Exercise goal:
Set down each record exactly as written.

╭─ Data section

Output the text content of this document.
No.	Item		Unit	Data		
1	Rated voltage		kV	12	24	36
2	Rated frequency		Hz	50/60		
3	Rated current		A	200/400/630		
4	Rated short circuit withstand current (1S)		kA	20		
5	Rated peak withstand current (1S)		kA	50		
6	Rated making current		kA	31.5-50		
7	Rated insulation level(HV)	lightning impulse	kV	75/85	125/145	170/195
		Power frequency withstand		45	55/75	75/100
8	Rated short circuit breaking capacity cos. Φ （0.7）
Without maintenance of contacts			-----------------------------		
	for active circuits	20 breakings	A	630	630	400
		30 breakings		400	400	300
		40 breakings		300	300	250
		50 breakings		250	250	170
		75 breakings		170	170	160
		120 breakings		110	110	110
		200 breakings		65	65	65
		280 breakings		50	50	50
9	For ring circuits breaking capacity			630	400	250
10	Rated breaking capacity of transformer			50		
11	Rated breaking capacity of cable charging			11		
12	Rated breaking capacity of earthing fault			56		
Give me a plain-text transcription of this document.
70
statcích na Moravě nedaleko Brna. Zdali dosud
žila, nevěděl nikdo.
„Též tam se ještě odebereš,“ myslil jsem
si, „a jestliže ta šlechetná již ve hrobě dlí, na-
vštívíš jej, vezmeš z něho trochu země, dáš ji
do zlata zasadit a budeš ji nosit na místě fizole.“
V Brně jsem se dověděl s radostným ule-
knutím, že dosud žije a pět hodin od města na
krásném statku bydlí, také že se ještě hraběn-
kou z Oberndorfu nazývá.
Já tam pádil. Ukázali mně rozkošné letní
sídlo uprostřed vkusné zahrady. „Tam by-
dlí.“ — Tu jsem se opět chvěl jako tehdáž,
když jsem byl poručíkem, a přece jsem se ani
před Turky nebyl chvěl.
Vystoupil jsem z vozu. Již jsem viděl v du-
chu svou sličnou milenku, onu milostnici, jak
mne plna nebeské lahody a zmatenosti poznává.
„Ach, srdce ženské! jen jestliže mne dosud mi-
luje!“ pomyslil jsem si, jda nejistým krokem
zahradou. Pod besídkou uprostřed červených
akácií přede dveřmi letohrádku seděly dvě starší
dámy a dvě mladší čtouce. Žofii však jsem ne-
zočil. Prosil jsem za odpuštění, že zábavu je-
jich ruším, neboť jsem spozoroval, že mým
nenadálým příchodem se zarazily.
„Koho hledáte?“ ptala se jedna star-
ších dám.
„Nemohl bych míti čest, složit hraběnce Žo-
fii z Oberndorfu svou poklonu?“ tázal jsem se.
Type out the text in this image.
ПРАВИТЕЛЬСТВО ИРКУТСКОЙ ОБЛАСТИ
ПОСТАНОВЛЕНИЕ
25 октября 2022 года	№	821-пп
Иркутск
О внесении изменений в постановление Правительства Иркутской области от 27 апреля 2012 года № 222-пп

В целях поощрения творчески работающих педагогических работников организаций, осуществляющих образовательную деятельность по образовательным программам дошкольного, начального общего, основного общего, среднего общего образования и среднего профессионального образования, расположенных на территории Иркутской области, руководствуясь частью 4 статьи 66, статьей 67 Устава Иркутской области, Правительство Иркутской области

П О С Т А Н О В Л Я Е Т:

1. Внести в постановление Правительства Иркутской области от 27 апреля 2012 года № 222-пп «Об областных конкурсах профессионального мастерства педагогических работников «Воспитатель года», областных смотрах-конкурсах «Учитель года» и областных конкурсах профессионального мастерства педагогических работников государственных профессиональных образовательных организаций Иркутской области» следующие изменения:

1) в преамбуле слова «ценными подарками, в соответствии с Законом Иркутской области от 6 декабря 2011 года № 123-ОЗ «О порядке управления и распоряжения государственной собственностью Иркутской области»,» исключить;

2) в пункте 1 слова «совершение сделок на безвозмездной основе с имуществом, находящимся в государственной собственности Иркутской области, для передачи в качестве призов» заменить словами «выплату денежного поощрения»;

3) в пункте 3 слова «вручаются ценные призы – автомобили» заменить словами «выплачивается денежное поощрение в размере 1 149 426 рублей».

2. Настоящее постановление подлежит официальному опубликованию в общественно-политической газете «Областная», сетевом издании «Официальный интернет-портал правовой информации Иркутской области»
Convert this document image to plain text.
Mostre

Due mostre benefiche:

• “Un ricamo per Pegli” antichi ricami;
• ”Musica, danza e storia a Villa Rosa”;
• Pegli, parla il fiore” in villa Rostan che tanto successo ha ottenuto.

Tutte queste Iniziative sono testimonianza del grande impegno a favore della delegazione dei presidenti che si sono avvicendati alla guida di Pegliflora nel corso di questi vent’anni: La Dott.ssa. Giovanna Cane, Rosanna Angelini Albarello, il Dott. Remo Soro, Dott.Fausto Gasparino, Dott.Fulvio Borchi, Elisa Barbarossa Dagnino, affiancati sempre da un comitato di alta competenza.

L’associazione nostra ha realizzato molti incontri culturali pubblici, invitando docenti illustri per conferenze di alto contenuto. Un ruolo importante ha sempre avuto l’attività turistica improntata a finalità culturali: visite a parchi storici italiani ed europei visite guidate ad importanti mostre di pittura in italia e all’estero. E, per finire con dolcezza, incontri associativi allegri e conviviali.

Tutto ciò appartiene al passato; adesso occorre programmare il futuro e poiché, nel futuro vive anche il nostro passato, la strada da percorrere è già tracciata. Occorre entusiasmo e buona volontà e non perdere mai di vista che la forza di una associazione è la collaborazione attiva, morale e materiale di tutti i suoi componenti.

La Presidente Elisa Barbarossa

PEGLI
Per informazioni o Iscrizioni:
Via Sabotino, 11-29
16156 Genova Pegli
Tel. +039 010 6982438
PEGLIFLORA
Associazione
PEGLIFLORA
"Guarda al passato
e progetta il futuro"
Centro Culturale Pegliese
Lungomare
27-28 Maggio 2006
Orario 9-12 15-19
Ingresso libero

╰─

Exercise solution:
Output the text content of this document.
No.	Item		Unit	Data		
1	Rated voltage		kV	12	24	36
2	Rated frequency		Hz	50/60		
3	Rated current		A	200/400/630		
4	Rated short circuit withstand current (1S)		kA	20		
5	Rated peak withstand current (1S)		kA	50		
6	Rated making current		kA	31.5-50		
7	Rated insulation level(HV)	lightning impulse	kV	75/85	125/145	170/195
		Power frequency withstand		45	55/75	75/100
8	Rated short circuit breaking capacity cos. Φ （0.7）
Without maintenance of contacts			-----------------------------		
	for active circuits	20 breakings	A	630	630	400
		30 breakings		400	400	300
		40 breakings		300	300	250
		50 breakings		250	250	170
		75 breakings		170	170	160
		120 breakings		110	110	110
		200 breakings		65	65	65
		280 breakings		50	50	50
9	For ring circuits breaking capacity			630	400	250
10	Rated breaking capacity of transformer			50		
11	Rated breaking capacity of cable charging			11		
12	Rated breaking capacity of earthing fault			56		
Give me a plain-text transcription of this document.
70
statcích na Moravě nedaleko Brna. Zdali dosud
žila, nevěděl nikdo.
„Též tam se ještě odebereš,“ myslil jsem
si, „a jestliže ta šlechetná již ve hrobě dlí, na-
vštívíš jej, vezmeš z něho trochu země, dáš ji
do zlata zasadit a budeš ji nosit na místě fizole.“
V Brně jsem se dověděl s radostným ule-
knutím, že dosud žije a pět hodin od města na
krásném statku bydlí, také že se ještě hraběn-
kou z Oberndorfu nazývá.
Já tam pádil. Ukázali mně rozkošné letní
sídlo uprostřed vkusné zahrady. „Tam by-
dlí.“ — Tu jsem se opět chvěl jako tehdáž,
když jsem byl poručíkem, a přece jsem se ani
před Turky nebyl chvěl.
Vystoupil jsem z vozu. Již jsem viděl v du-
chu svou sličnou milenku, onu milostnici, jak
mne plna nebeské lahody a zmatenosti poznává.
„Ach, srdce ženské! jen jestliže mne dosud mi-
luje!“ pomyslil jsem si, jda nejistým krokem
zahradou. Pod besídkou uprostřed červených
akácií přede dveřmi letohrádku seděly dvě starší
dámy a dvě mladší čtouce. Žofii však jsem ne-
zočil. Prosil jsem za odpuštění, že zábavu je-
jich ruším, neboť jsem spozoroval, že mým
nenadálým příchodem se zarazily.
„Koho hledáte?“ ptala se jedna star-
ších dám.
„Nemohl bych míti čest, složit hraběnce Žo-
fii z Oberndorfu svou poklonu?“ tázal jsem se.
Type out the text in this image.
ПРАВИТЕЛЬСТВО ИРКУТСКОЙ ОБЛАСТИ
ПОСТАНОВЛЕНИЕ
25 октября 2022 года	№	821-пп
Иркутск
О внесении изменений в постановление Правительства Иркутской области от 27 апреля 2012 года № 222-пп

В целях поощрения творчески работающих педагогических работников организаций, осуществляющих образовательную деятельность по образовательным программам дошкольного, начального общего, основного общего, среднего общего образования и среднего профессионального образования, расположенных на территории Иркутской области, руководствуясь частью 4 статьи 66, статьей 67 Устава Иркутской области, Правительство Иркутской области

П О С Т А Н О В Л Я Е Т:

1. Внести в постановление Правительства Иркутской области от 27 апреля 2012 года № 222-пп «Об областных конкурсах профессионального мастерства педагогических работников «Воспитатель года», областных смотрах-конкурсах «Учитель года» и областных конкурсах профессионального мастерства педагогических работников государственных профессиональных образовательных организаций Иркутской области» следующие изменения:

1) в преамбуле слова «ценными подарками, в соответствии с Законом Иркутской области от 6 декабря 2011 года № 123-ОЗ «О порядке управления и распоряжения государственной собственностью Иркутской области»,» исключить;

2) в пункте 1 слова «совершение сделок на безвозмездной основе с имуществом, находящимся в государственной собственности Иркутской области, для передачи в качестве призов» заменить словами «выплату денежного поощрения»;

3) в пункте 3 слова «вручаются ценные призы – автомобили» заменить словами «выплачивается денежное поощрение в размере 1 149 426 рублей».

2. Настоящее постановление подлежит официальному опубликованию в общественно-политической газете «Областная», сетевом издании «Официальный интернет-портал правовой информации Иркутской области»
Convert this document image to plain text.
Mostre

Due mostre benefiche:

• “Un ricamo per Pegli” antichi ricami;
• ”Musica, danza e storia a Villa Rosa”;
• Pegli, parla il fiore” in villa Rostan che tanto successo ha ottenuto.

Tutte queste Iniziative sono testimonianza del grande impegno a favore della delegazione dei presidenti che si sono avvicendati alla guida di Pegliflora nel corso di questi vent’anni: La Dott.ssa. Giovanna Cane, Rosanna Angelini Albarello, il Dott. Remo Soro, Dott.Fausto Gasparino, Dott.Fulvio Borchi, Elisa Barbarossa Dagnino, affiancati sempre da un comitato di alta competenza.

L’associazione nostra ha realizzato molti incontri culturali pubblici, invitando docenti illustri per conferenze di alto contenuto. Un ruolo importante ha sempre avuto l’attività turistica improntata a finalità culturali: visite a parchi storici italiani ed europei visite guidate ad importanti mostre di pittura in italia e all’estero. E, per finire con dolcezza, incontri associativi allegri e conviviali.

Tutto ciò appartiene al passato; adesso occorre programmare il futuro e poiché, nel futuro vive anche il nostro passato, la strada da percorrere è già tracciata. Occorre entusiasmo e buona volontà e non perdere mai di vista che la forza di una associazione è la collaborazione attiva, morale e materiale di tutti i suoi componenti.

La Presidente Elisa Barbarossa

PEGLI
Per informazioni o Iscrizioni:
Via Sabotino, 11-29
16156 Genova Pegli
Tel. +039 010 6982438
PEGLIFLORA
Associazione
PEGLIFLORA
"Guarda al passato
e progetta il futuro"
Centro Culturale Pegliese
Lungomare
27-28 Maggio 2006
Orario 9-12 15-19
Ingresso libero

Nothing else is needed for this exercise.